Directions> Scan the entries below and count the lines holding the string "category". Supply only the number.

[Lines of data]
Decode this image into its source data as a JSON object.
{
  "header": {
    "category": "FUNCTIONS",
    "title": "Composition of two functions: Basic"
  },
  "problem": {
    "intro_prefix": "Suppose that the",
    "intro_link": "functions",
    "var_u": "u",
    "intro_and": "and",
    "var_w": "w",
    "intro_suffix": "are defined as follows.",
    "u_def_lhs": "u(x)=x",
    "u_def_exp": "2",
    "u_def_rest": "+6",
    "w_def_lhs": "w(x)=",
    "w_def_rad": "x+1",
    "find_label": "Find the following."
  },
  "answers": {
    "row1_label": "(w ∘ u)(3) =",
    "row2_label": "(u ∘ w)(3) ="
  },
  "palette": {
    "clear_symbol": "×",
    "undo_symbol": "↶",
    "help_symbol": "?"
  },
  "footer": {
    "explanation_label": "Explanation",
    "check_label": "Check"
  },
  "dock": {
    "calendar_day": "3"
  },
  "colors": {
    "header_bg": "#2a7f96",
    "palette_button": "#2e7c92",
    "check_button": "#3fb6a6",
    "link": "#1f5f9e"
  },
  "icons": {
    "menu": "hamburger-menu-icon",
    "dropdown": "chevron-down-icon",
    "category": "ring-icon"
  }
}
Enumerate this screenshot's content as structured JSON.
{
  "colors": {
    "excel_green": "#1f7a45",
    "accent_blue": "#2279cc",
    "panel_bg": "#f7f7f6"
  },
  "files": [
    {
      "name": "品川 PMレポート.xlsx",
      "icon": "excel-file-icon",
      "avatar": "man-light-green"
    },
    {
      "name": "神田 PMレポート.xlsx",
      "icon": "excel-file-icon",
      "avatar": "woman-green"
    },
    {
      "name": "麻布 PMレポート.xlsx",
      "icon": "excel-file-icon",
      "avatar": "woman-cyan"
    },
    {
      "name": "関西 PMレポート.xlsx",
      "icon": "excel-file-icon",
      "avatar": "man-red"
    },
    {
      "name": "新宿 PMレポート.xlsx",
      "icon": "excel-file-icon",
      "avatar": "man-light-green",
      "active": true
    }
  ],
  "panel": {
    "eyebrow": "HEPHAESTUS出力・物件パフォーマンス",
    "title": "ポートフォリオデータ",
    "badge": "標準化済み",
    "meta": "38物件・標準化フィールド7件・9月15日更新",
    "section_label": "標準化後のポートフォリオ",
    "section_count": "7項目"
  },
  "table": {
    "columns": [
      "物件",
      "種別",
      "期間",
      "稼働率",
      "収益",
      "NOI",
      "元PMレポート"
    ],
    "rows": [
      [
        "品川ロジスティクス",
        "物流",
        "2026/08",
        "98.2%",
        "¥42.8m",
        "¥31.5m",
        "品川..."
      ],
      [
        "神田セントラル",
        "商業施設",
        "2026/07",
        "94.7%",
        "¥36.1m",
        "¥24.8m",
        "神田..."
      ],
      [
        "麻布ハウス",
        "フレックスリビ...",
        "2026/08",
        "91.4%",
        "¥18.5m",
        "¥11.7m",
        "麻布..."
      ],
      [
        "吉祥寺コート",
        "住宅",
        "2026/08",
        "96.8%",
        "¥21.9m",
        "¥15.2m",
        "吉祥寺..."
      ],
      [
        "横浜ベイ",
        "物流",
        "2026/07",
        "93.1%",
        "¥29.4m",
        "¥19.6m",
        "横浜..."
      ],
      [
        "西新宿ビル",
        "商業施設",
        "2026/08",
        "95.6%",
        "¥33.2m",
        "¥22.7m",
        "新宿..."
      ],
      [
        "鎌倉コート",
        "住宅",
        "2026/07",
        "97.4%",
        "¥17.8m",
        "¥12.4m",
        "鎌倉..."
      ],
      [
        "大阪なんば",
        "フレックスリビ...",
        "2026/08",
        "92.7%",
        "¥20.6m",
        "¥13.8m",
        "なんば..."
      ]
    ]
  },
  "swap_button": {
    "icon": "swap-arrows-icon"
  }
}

Exercise answer> 2